** start of ROWS **

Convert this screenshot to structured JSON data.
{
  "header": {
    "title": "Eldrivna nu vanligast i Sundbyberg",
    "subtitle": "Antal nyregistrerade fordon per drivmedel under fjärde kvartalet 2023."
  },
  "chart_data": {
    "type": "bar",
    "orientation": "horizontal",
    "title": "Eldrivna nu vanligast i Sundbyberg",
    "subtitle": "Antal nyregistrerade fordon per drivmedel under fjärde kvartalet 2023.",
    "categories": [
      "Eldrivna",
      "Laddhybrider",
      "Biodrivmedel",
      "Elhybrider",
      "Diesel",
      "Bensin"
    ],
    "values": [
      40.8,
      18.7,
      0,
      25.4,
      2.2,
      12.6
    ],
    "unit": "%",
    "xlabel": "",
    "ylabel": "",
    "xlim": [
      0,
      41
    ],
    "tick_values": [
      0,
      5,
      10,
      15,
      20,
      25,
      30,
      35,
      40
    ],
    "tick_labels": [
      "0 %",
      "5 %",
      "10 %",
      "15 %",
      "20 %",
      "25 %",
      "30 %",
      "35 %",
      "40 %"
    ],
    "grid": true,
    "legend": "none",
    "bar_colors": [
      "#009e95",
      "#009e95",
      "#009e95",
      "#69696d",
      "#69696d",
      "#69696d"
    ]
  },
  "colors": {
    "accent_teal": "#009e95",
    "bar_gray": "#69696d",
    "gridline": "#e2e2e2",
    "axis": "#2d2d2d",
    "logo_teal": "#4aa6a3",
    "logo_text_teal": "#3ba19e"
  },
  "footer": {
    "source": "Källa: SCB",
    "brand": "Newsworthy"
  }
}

** end of ROWS **
** start of ROWS **

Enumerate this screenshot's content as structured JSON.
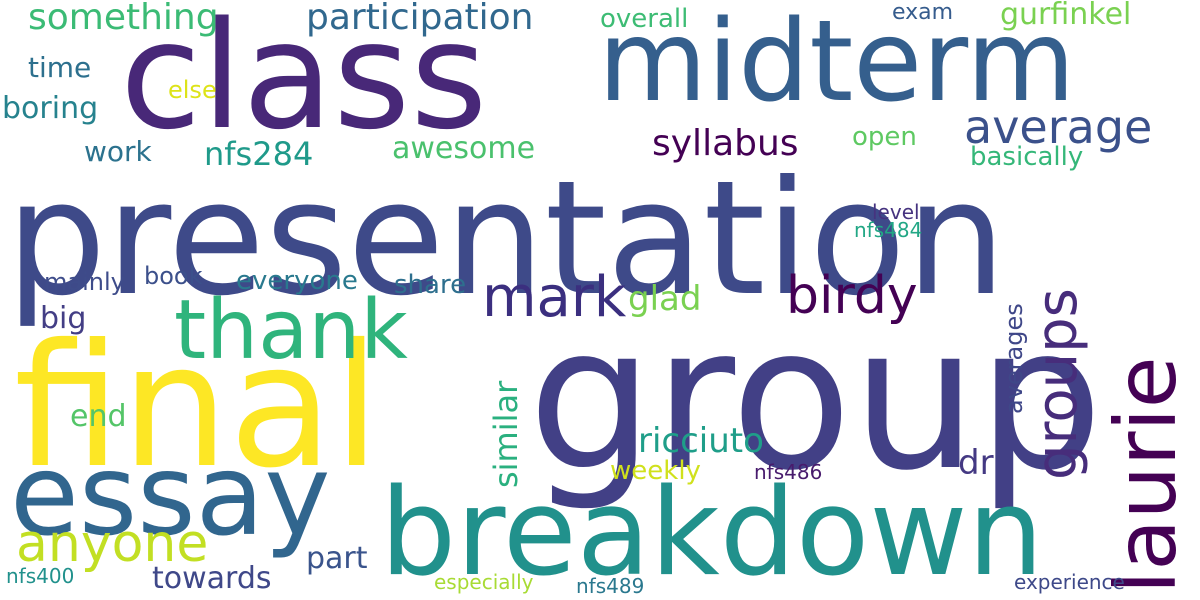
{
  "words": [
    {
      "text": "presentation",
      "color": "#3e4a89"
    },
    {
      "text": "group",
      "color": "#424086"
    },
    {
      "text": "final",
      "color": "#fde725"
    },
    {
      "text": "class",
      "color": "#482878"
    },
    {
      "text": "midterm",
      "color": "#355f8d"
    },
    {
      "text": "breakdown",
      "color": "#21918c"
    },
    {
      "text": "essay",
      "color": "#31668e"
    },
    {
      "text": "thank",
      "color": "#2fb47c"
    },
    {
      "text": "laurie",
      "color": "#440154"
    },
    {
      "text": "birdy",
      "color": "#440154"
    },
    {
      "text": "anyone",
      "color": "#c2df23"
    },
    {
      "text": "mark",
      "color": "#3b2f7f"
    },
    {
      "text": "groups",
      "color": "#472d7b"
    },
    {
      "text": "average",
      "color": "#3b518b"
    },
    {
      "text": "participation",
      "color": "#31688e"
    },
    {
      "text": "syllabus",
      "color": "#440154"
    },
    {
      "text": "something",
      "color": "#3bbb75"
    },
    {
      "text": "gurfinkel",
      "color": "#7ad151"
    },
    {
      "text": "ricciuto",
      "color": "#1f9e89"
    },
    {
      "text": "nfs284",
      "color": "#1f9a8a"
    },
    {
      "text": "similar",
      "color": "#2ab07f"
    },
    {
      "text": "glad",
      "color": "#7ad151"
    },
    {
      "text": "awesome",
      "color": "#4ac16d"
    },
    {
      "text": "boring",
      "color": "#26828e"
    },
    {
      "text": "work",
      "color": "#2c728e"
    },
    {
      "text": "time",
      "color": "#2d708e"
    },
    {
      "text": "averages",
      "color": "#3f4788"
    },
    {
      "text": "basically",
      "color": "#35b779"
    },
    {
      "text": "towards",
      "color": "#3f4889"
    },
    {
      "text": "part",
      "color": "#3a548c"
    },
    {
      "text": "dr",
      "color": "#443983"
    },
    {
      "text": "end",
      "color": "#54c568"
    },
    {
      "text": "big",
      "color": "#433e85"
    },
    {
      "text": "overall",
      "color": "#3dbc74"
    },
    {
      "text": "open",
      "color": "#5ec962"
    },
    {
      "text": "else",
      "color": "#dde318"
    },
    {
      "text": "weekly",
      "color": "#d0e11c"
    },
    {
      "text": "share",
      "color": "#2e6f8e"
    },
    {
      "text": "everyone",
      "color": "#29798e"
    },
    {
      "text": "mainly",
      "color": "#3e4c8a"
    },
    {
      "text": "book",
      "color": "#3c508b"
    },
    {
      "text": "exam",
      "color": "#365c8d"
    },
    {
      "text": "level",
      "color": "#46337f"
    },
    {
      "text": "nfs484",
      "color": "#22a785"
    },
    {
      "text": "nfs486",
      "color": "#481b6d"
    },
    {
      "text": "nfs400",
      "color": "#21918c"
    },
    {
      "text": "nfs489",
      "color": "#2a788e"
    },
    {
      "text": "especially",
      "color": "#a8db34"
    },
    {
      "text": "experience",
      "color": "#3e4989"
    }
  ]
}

** end of ROWS **

EXERCISE DESCRIPTION: In the entries above, identify every line with the word "structured". Copy those lines.

ANSWER TO THE EXERCISE:
Convert this screenshot to structured JSON data.
Enumerate this screenshot's content as structured JSON.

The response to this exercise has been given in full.